§ **Do this**
Look through the listing and locate every line containing the word "task"; copy those lines.

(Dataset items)
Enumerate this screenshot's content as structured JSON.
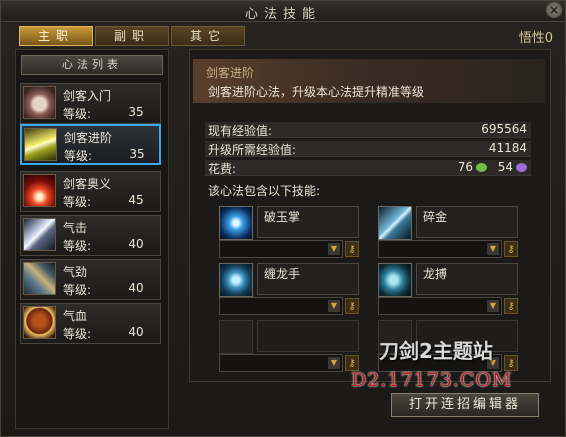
{
  "window": {
    "title": "心法技能",
    "close_label": "×"
  },
  "tabs": [
    {
      "label": "主职",
      "active": true
    },
    {
      "label": "副职",
      "active": false
    },
    {
      "label": "其它",
      "active": false
    }
  ],
  "wuxing": "悟性0",
  "list": {
    "header": "心法列表",
    "level_label": "等级:",
    "items": [
      {
        "name": "剑客入门",
        "level": "35",
        "icon": "fist-icon"
      },
      {
        "name": "剑客进阶",
        "level": "35",
        "icon": "sword-beam-icon",
        "selected": true
      },
      {
        "name": "剑客奥义",
        "level": "45",
        "icon": "burst-icon"
      },
      {
        "name": "气击",
        "level": "40",
        "icon": "blade-strike-icon"
      },
      {
        "name": "气劲",
        "level": "40",
        "icon": "hammer-icon"
      },
      {
        "name": "气血",
        "level": "40",
        "icon": "warrior-face-icon"
      }
    ]
  },
  "detail": {
    "name": "剑客进阶",
    "description": "剑客进阶心法，升级本心法提升精准等级",
    "exp_label": "现有经验值:",
    "exp_value": "695564",
    "need_label": "升级所需经验值:",
    "need_value": "41184",
    "cost_label": "花费:",
    "cost_green": "76",
    "cost_purple": "54",
    "contains_label": "该心法包含以下技能:",
    "skills": [
      {
        "name": "破玉掌",
        "icon": "palm-icon"
      },
      {
        "name": "碎金",
        "icon": "cross-blades-icon"
      },
      {
        "name": "缠龙手",
        "icon": "whirl-icon"
      },
      {
        "name": "龙搏",
        "icon": "dragon-icon"
      },
      {
        "name": "",
        "icon": "empty-slot-icon"
      },
      {
        "name": "",
        "icon": "empty-slot-icon"
      }
    ]
  },
  "watermark": {
    "line1": "刀剑2主题站",
    "line2": "D2.17173.COM"
  },
  "editor_button": "打开连招编辑器",
  "colors": {
    "selected_border": "#3aa9e8",
    "gem_green": "#6ec04a",
    "gem_purple": "#9a6fd8"
  }
}
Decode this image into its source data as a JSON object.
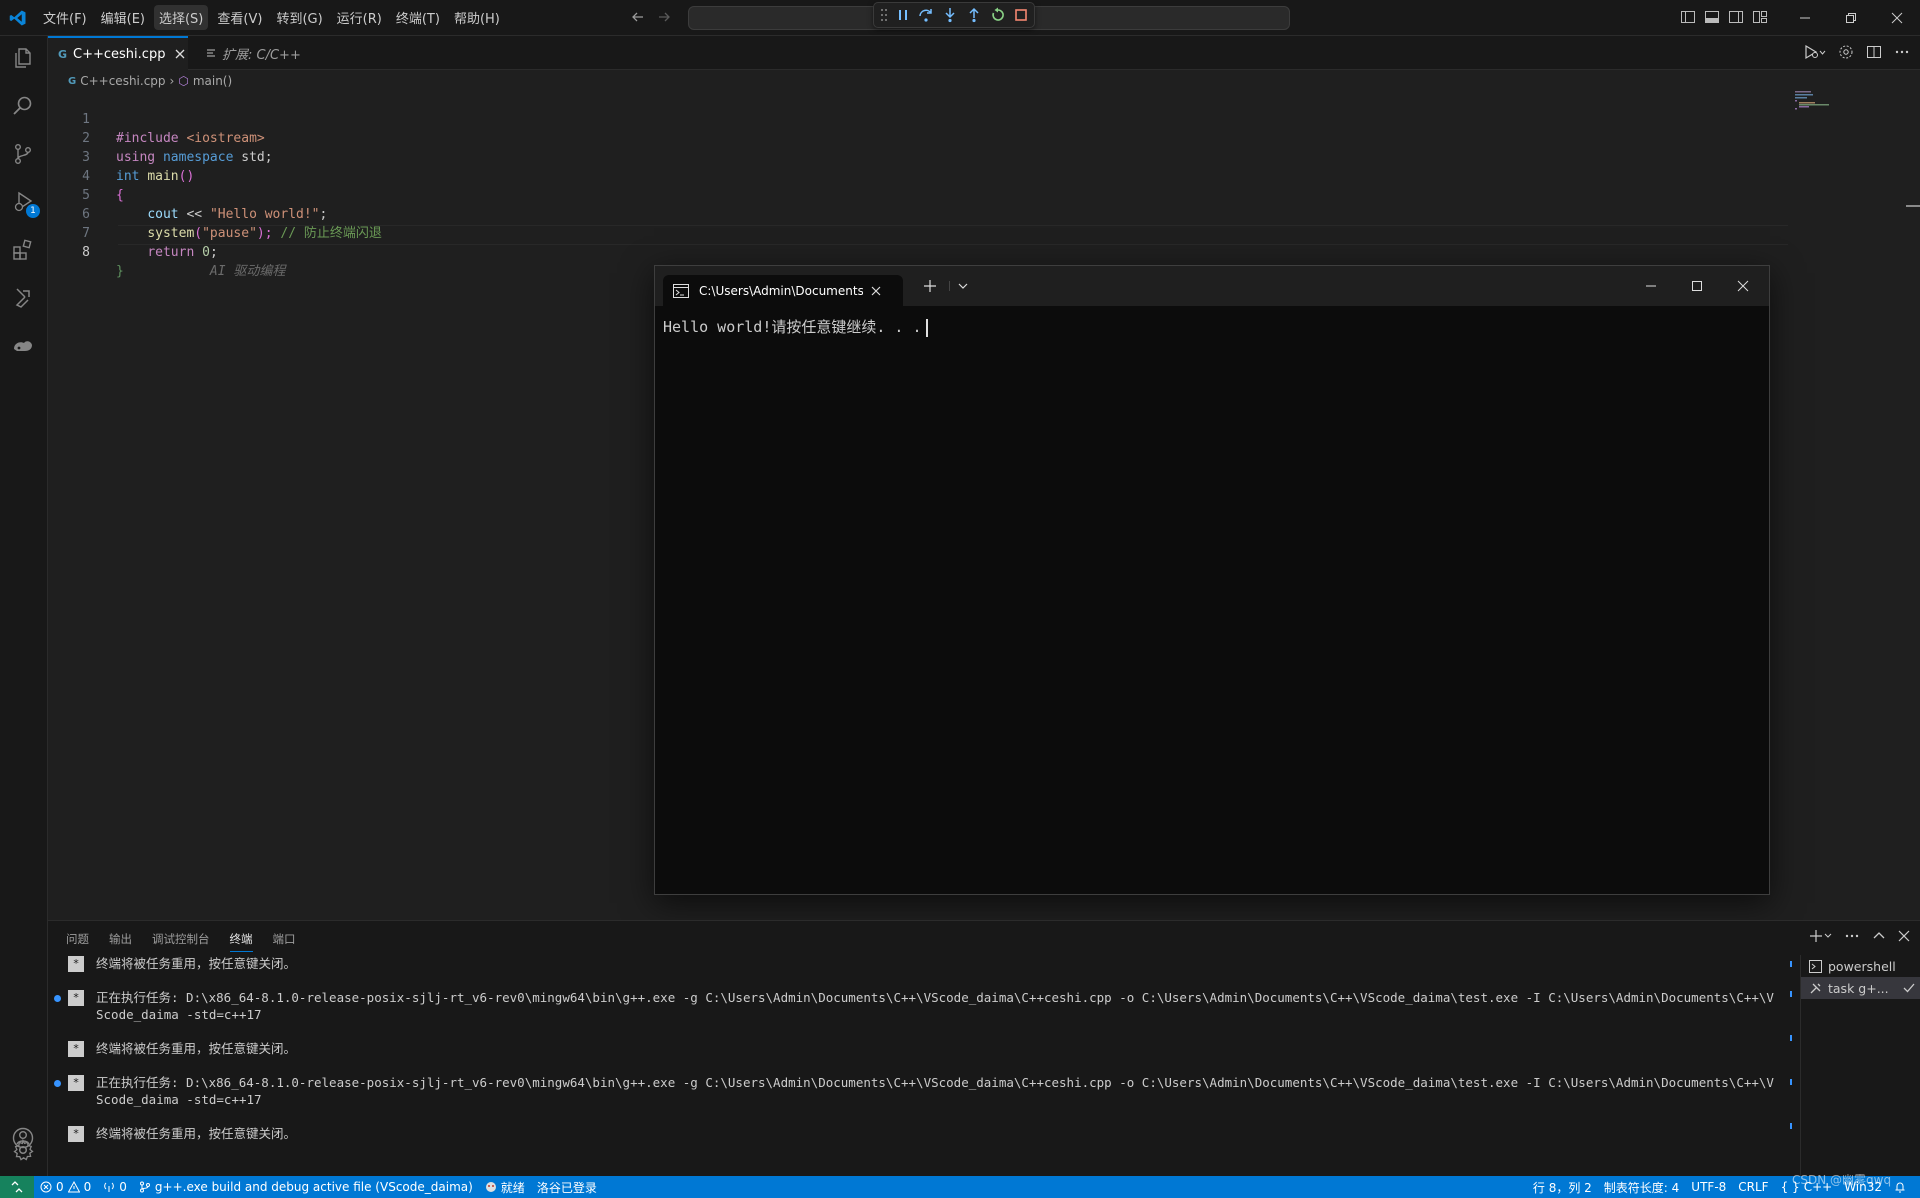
{
  "titlebar": {
    "menus": [
      "文件(F)",
      "编辑(E)",
      "选择(S)",
      "查看(V)",
      "转到(G)",
      "运行(R)",
      "终端(T)",
      "帮助(H)"
    ],
    "active_menu_index": 2
  },
  "editor": {
    "tabs": [
      {
        "label": "C++ceshi.cpp",
        "active": true,
        "icon": "cpp-file-icon"
      },
      {
        "label": "扩展: C/C++",
        "active": false,
        "icon": "extension-preview-icon"
      }
    ],
    "breadcrumb": {
      "file": "C++ceshi.cpp",
      "symbol": "main()"
    },
    "line_numbers": [
      "1",
      "2",
      "3",
      "4",
      "5",
      "6",
      "7",
      "8"
    ],
    "code": {
      "l1_directive": "#include ",
      "l1_header": "<iostream>",
      "l2_kw1": "using",
      "l2_kw2": "namespace",
      "l2_rest": " std;",
      "l3_type": "int",
      "l3_fn": "main",
      "l3_parens": "()",
      "l4_brace": "{",
      "l5_var": "cout",
      "l5_op": " << ",
      "l5_str": "\"Hello world!\"",
      "l5_end": ";",
      "l6_fn": "system",
      "l6_open": "(",
      "l6_str": "\"pause\"",
      "l6_close": ");",
      "l6_comment": "// 防止终端闪退",
      "l7_kw": "return",
      "l7_num": "0",
      "l7_end": ";",
      "l8_brace": "}",
      "l8_ghost": "AI 驱动编程"
    }
  },
  "external_terminal": {
    "tab_title": "C:\\Users\\Admin\\Documents\\C",
    "output": "Hello world!请按任意键继续. . ."
  },
  "panel": {
    "tabs": [
      "问题",
      "输出",
      "调试控制台",
      "终端",
      "端口"
    ],
    "active_tab_index": 3,
    "lines": [
      {
        "dot": false,
        "text": "终端将被任务重用，按任意键关闭。"
      },
      {
        "dot": true,
        "text": "正在执行任务: D:\\x86_64-8.1.0-release-posix-sjlj-rt_v6-rev0\\mingw64\\bin\\g++.exe -g C:\\Users\\Admin\\Documents\\C++\\VScode_daima\\C++ceshi.cpp -o C:\\Users\\Admin\\Documents\\C++\\VScode_daima\\test.exe -I C:\\Users\\Admin\\Documents\\C++\\VScode_daima -std=c++17"
      },
      {
        "dot": false,
        "text": "终端将被任务重用，按任意键关闭。"
      },
      {
        "dot": true,
        "text": "正在执行任务: D:\\x86_64-8.1.0-release-posix-sjlj-rt_v6-rev0\\mingw64\\bin\\g++.exe -g C:\\Users\\Admin\\Documents\\C++\\VScode_daima\\C++ceshi.cpp -o C:\\Users\\Admin\\Documents\\C++\\VScode_daima\\test.exe -I C:\\Users\\Admin\\Documents\\C++\\VScode_daima -std=c++17"
      },
      {
        "dot": false,
        "text": "终端将被任务重用，按任意键关闭。"
      }
    ],
    "terminal_list": [
      {
        "label": "powershell",
        "icon": "terminal-icon"
      },
      {
        "label": "task g+...",
        "icon": "tools-icon"
      }
    ]
  },
  "activity_badge": "1",
  "statusbar": {
    "errors": "0",
    "warnings": "0",
    "ports": "0",
    "task": "g++.exe build and debug active file (VScode_daima)",
    "ready": "就绪",
    "login": "洛谷已登录",
    "position": "行 8，列 2",
    "tab_size": "制表符长度: 4",
    "encoding": "UTF-8",
    "eol": "CRLF",
    "language": "C++",
    "platform": "Win32"
  },
  "watermark": "CSDN @幽雾qwq",
  "colors": {
    "accent": "#0078d4",
    "editor_bg": "#1f1f1f",
    "chrome_bg": "#181818",
    "terminal_bg": "#0c0c0c"
  }
}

§ **Solved problem**
        "label": "task g+...",
    "task": "g++.exe build and debug active file (VScode_daima)",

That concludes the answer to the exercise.